Ihre Aufgaben:
- 1) Schreiben Sie aus dem Artikel über den Hunger in der Welt den Abschnitt wortgetreu ab, beginnend mit „Skandal Hunger“ und weiter bis einschließlich „Menschen zu ernähren.“.
- 2) Wer bezeichnete den Hunger in der Welt laut dem Artikel zu diesem Thema als „Skandal“?
- 3) Führen Sie den Artikel über den Hunger in der Welt im Anschluss an dessen letzten Satz weiter.

Untersuchter Text:
----------
Skandal Hunger

23.07.2012

Einen „Skandal“ nannte der Bamberger Erzbischof Ludwig Schick in einem Interview mit dem Radio Bamberg Anfang Juli den Hunger in der Welt. Grundlage für diese Aussage war eine Studie der Deutschen Bischofskonferenz, die besagt, dass bis vor zehn Jahren der weltweite Anteil an unterernährten Menschen gesungen sei. Heute jedoch hungern mit einer Milliarde wieder wesentlich mehr Menschen.

„Skandal“ nennt er es. In Mali hungern die Flüchtlinge aufgrund der angespannten politischen Situation, die Dürre in der Sahelzone jährt sich alle Jahre wieder. Und das, obwohl die Erde alle Ressourcen liefert, die nötig wären, um alle Menschen zu ernähren.
----------
Bereitgestellte Daten:
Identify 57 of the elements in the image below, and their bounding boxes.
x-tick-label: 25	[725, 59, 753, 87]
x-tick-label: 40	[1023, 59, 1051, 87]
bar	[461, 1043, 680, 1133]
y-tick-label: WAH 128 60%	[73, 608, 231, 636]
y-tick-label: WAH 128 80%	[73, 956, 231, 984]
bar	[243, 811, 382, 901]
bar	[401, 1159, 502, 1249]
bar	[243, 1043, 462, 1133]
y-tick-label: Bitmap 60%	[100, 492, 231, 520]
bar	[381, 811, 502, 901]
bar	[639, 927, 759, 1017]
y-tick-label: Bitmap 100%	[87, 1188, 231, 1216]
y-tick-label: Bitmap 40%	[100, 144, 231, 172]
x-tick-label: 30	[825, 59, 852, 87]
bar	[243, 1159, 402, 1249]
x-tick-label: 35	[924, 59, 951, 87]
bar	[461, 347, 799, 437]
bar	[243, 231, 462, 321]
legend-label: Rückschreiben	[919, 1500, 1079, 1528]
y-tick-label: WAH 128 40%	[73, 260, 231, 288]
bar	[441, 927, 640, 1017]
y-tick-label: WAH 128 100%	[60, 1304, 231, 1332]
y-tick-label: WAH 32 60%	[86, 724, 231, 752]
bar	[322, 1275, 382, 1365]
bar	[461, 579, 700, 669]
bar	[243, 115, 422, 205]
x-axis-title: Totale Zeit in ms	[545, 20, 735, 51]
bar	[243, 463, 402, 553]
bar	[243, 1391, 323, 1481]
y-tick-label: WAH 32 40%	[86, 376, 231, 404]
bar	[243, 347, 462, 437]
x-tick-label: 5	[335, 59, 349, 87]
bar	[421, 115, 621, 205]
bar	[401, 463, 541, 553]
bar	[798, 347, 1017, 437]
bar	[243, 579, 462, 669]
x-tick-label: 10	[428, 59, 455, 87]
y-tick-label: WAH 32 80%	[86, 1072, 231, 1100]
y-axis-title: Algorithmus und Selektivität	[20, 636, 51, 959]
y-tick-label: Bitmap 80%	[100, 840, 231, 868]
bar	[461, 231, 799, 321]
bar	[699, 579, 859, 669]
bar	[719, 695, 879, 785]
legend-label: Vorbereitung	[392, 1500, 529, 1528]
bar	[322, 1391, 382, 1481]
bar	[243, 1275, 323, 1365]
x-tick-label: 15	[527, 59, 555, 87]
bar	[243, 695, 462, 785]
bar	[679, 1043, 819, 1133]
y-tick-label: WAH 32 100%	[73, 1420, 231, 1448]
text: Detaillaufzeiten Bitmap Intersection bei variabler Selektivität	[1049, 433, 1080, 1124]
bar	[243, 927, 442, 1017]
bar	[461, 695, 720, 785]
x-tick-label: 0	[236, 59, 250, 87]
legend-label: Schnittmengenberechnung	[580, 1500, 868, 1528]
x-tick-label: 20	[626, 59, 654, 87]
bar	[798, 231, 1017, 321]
----------
Nummerierte Antworten:
- 1)
Skandal Hunger

23.07.2012

Einen „Skandal“ nannte der Bamberger Erzbischof Ludwig Schick in einem Interview mit dem Radio Bamberg Anfang Juli den Hunger in der Welt. Grundlage für diese Aussage war eine Studie der Deutschen Bischofskonferenz, die besagt, dass bis vor zehn Jahren der weltweite Anteil an unterernährten Menschen gesungen sei. Heute jedoch hungern mit einer Milliarde wieder wesentlich mehr Menschen.

„Skandal“ nennt er es. In Mali hungern die Flüchtlinge aufgrund der angespannten politischen Situation, die Dürre in der Sahelzone jährt sich alle Jahre wieder. Und das, obwohl die Erde alle Ressourcen liefert, die nötig wären, um alle Menschen zu ernähren.

- 2) Der Bamberger Erzbischof Ludwig Schick.

- 3)
Doch ist Schicks Kritik richtig? Er fordert, dass Ressourcen zur direkten Ernährung, nicht für Forschung verwendet würden. Selbstverständlich ist, dass Ressourcen sinnvoll eingeteilt werden müssen – doch wo ist die Grenzlinie zwischen seiner Forschung für Dinge „die nicht nötig sind“ und jenen, die lebenswichtig werden können.

Es ist wichtig Balance zu finden – bewusst zu werden, was wichtig ist und was nicht. Nachhaltigkeit mit den Ressourcen der Erde in jedem Hinblick – dann würde sicher auch der Hunger enden.